• _Passage shown_:
□ □ □ □
Content continues after advertisement

Frequency of Urinary Tract Infection in Dogs Treated with Oclacitinib

William Oldenhoff, DVM, DACVD, ACCESS Specialty Animal Hospital, San Fernando Valley, California

Sign in to Print/View PDF

In the Literature

Simpson AC, Schissler JR, Rosychuk RAW, Moore AR. The frequency of urinary tract infection and subclinical bacteriuria in dogs with allergic dermatitis treated with oclacitinib: a prospective study. Vet Dermatol. 2017;28(5):485-e113.


Several drugs used to treat chronic skin diseases in dogs can predispose patients to UTI and bacteriuria. These sequelae have been established in dogs that receive glucocorticoids and cyclosporine,1-3 but it has not been established whether oclacitinib also predisposes dogs to UTI. Approximately 0.5% to 11.3% of allergic dogs treated with oclacitinib have had clinical signs described as cystitis; however, quantitative urine cultures were not performed.4-6 In addition, there were previously no studies that investigated the frequency of UTI or subclinical bacteriuria in dogs receiving oclacitinib in the absence of other predisposing urinary or metabolic concerns. The purpose of this study* was to evaluate the frequency of UTI and subclinical bacteriuria in dogs receiving oclacitinib.

Fifty-five dogs were included in the study. All were at least 24 months of age and had a history of allergic dermatitis and no apparent history of urinary tract disease or predisposition to UTI. Dogs with bacteriuria or positive urine culture and susceptibility results within the previous 24 months were excluded from the study. Steroids, antibiotics, cyclosporine, and lokivetmab were withdrawn for suitable periods before the study and were not allowed during the study. Forty-seven of the 55 dogs received oclacitinib for over 180 days and had follow-up urinalyses and quantitative urine cultures. The remaining dogs were withdrawn early due to need for systemic antimicrobials (n = 6), decreased efficacy of oclacitinib over time (n = 1), or urinary incontinence (n = 1); follow-up cultures were performed earlier in these dogs.
□ □ □ □
• _Supplied records_:
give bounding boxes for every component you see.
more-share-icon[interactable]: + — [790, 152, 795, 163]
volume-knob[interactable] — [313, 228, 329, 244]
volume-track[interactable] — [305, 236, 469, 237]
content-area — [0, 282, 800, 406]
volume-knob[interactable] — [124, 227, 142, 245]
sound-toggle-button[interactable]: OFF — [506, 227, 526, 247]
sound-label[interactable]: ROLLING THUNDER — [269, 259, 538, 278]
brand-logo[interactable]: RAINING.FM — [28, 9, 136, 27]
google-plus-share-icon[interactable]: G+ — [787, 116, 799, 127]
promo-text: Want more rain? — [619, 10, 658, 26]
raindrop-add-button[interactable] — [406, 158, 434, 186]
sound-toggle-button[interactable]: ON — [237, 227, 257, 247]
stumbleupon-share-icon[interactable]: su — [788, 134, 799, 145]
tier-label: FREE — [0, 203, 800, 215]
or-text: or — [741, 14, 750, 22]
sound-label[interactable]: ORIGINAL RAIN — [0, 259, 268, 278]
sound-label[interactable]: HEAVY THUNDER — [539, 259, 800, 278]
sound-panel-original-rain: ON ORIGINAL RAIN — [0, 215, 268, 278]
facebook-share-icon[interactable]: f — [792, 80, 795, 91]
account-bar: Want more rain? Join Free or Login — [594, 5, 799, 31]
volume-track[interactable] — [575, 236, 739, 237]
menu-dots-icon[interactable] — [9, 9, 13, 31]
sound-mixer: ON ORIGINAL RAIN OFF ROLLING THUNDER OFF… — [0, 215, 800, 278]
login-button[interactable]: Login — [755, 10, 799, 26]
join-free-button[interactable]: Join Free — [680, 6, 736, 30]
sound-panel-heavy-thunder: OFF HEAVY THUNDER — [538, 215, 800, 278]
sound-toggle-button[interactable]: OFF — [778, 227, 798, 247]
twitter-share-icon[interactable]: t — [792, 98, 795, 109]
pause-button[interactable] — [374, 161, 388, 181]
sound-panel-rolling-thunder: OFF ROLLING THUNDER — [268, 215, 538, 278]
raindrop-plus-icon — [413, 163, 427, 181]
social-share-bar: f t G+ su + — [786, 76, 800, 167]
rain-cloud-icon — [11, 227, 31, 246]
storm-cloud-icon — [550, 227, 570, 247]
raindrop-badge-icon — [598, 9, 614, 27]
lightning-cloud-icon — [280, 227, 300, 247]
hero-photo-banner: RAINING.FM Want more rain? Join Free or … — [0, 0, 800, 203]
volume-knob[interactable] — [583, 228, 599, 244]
□ □ □ □
• _Work task 1_:
According to the oclacitinib study summary, why did the earlier reports of cystitis in dogs given oclacitinib leave open whether the drug predisposes dogs to UTI? Answer in one to three sentences.
• _Work task 2_:
Write the next part of the oclacitinib study summary, picking up after its last sentence.
None of the material is needed here.

• _Reply 1_:
Those reports did not include quantitative urine cultures. Also, no earlier study had looked at how often UTI or subclinical bacteriuria occurs in dogs receiving oclacitinib without other urinary or metabolic risk factors.

• _Reply 2_:
None of the study patients developed positive urine cultures during the study. A small number of dogs (n = 7) developed microscopic hematuria; however, in 6 of these dogs, this occurrence was suspected to be iatrogenic from cystocentesis. Granular casts, crystalluria, and pyuria were noted in 3 dogs, 9 dogs, and 1 dog, respectively. These developments were deemed not clinically significant because of lack of lower urinary tract signs and negative bacterial cultures.

*This study was supported in part by a Zoetis Excellence in Dermatology Research Grant.


Key pearls to put into practice:


Oclacitinib was not associated with increased risk for UTI or subclinical bacteriuria. Routine urine cultures are not warranted if a dog is receiving only oclacitinib.



If a patient receiving oclacitinib has a prior history of UTI or suffers from a condition predisposing to UTI, routine urinalysis with culture is warranted.



No novel nonurinary adverse events were reported. Consistent with previous reports,4,7 GI events, which were noted in 7.3% of study patients, were the most common adverse event.


For global readers, a calculator to convert laboratory values, dosages, and other measurements to SI units can be found here.

All Clinician's Brief content is reviewed for accuracy at the time of publication. Previously published content may not reflect recent developments in research and practice.

Material from Clinician's Brief may not be reproduced, distributed, or used in whole or in part without prior permission of Educational Concepts, LLC. For questions or inquiries please contact us.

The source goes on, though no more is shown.